* [Task description]
Every line that holds the string "Windows" is to be identified and copied.

Data excerpts:
=-=-=-=-=

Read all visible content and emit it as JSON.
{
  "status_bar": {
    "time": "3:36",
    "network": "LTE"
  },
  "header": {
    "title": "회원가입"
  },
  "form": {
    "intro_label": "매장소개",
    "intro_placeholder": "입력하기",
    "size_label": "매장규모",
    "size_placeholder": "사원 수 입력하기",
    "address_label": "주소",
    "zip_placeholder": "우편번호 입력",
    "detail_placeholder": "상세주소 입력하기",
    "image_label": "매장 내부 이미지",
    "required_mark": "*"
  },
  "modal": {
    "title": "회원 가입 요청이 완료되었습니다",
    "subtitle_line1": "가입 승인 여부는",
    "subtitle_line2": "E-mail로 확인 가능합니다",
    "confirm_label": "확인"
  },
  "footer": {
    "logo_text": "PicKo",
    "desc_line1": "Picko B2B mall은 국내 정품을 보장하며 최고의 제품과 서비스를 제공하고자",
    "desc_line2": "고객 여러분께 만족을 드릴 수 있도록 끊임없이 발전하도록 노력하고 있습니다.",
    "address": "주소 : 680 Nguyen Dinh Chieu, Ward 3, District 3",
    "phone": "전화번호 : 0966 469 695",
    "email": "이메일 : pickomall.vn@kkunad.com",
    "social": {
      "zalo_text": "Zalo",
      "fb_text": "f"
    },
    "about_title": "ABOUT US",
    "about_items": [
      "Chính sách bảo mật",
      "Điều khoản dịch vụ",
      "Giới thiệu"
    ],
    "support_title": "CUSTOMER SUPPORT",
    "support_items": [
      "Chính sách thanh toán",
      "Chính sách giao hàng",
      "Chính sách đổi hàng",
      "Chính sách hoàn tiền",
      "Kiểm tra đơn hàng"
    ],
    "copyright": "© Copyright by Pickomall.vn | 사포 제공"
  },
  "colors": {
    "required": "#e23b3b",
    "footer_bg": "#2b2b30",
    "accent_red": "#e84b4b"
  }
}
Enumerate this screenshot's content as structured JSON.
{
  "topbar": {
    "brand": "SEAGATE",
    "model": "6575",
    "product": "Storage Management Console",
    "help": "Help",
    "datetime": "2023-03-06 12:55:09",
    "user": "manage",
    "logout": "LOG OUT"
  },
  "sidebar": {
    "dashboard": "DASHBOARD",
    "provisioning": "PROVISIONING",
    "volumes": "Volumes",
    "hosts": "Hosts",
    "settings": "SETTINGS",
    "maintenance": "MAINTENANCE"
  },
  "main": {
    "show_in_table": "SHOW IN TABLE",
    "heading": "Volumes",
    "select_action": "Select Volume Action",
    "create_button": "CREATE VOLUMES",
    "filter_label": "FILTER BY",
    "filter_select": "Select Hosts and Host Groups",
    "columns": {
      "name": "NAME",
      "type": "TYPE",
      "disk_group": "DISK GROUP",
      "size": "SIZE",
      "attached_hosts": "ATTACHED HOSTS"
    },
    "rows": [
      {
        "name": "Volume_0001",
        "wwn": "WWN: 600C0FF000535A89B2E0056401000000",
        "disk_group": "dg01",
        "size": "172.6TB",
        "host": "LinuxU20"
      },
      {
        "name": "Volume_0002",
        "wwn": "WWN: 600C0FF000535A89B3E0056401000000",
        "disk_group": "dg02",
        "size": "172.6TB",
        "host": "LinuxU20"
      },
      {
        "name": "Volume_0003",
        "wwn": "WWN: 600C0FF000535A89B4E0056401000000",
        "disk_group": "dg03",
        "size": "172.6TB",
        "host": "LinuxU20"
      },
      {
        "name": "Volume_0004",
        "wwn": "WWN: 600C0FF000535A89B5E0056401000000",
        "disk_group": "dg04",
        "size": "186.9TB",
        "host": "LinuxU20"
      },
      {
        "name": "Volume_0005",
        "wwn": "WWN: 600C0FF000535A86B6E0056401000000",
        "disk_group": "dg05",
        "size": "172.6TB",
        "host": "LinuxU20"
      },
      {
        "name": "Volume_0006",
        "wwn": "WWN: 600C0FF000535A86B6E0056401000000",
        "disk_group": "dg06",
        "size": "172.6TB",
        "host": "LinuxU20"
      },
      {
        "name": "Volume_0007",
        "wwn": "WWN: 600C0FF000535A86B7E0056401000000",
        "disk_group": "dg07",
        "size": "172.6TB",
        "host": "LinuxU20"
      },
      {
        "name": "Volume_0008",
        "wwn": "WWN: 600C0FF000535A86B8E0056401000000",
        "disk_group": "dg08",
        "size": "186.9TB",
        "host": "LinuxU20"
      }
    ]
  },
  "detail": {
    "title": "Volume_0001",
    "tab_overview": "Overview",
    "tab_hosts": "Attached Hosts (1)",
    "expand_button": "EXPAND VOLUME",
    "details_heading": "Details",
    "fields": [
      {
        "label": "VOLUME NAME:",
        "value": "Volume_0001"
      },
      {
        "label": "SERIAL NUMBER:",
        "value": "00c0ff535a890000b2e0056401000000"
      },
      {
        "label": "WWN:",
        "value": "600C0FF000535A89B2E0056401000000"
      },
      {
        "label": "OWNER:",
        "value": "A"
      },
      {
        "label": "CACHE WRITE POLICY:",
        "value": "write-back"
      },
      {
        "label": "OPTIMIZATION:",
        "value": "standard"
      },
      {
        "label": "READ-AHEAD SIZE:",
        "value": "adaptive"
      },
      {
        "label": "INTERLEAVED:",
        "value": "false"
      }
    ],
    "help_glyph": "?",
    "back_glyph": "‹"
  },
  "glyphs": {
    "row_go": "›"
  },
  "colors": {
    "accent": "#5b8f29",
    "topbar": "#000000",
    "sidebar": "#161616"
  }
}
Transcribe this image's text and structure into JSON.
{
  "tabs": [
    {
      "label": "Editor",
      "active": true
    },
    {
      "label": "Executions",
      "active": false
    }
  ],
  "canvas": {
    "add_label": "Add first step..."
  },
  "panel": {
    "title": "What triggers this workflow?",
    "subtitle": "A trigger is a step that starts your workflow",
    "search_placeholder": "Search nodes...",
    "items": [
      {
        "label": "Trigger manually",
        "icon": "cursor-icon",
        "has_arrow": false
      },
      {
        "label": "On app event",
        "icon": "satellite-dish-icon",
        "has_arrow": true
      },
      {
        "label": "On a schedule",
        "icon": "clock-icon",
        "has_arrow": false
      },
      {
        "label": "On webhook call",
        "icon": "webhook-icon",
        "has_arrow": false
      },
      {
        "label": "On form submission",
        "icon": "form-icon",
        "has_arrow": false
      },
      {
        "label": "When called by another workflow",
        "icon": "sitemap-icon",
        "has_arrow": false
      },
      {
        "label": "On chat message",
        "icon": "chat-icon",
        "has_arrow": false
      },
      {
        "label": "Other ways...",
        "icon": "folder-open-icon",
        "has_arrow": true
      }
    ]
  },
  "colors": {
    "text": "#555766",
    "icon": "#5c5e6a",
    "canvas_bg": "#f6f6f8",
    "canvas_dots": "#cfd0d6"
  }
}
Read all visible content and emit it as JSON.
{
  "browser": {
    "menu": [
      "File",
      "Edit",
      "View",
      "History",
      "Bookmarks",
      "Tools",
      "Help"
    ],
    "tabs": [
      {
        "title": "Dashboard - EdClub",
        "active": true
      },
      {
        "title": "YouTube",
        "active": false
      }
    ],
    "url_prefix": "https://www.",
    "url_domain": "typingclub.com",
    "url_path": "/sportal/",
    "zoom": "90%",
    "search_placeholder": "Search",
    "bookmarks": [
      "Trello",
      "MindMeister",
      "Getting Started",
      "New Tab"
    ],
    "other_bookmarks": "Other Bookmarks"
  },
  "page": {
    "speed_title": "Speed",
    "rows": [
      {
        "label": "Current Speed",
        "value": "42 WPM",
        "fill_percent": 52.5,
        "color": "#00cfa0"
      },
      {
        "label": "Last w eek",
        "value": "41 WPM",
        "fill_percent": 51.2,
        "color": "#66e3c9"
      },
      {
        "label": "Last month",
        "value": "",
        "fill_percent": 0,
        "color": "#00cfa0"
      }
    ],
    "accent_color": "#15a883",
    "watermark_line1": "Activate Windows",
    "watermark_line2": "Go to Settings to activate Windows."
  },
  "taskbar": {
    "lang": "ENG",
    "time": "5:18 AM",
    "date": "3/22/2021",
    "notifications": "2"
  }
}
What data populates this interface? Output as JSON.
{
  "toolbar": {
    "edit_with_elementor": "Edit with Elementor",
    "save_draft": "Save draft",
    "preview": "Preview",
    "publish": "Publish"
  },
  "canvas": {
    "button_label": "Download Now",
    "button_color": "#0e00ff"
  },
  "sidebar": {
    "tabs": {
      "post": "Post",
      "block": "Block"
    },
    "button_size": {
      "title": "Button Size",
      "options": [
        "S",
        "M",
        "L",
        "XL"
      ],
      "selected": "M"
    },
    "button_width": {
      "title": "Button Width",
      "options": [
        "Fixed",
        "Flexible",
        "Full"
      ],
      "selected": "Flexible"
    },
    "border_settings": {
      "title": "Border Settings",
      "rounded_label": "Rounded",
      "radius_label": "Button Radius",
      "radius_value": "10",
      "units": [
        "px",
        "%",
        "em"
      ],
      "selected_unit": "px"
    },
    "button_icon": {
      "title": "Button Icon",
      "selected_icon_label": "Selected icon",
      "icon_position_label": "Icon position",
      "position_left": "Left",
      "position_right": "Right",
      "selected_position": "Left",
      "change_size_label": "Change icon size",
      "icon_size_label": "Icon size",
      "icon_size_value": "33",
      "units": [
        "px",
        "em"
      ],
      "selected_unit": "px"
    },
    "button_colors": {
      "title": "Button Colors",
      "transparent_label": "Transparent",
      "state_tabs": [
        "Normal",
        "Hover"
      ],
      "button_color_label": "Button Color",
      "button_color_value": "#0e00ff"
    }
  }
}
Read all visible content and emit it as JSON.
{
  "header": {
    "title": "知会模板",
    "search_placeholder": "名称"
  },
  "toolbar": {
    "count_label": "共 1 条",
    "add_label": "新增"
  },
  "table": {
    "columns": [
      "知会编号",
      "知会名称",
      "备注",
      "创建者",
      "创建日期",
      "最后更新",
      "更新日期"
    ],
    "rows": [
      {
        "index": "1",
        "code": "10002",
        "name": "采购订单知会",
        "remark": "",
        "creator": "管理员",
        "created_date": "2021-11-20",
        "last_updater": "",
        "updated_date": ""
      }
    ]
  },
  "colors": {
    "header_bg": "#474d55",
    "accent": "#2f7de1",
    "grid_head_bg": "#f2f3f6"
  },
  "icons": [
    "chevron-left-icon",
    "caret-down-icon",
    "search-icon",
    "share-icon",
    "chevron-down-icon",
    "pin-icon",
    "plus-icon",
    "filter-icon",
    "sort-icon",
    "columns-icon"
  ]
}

=-=-=-=-=

* [Result of this task]
    "watermark_line1": "Activate Windows",
    "watermark_line2": "Go to Settings to activate Windows."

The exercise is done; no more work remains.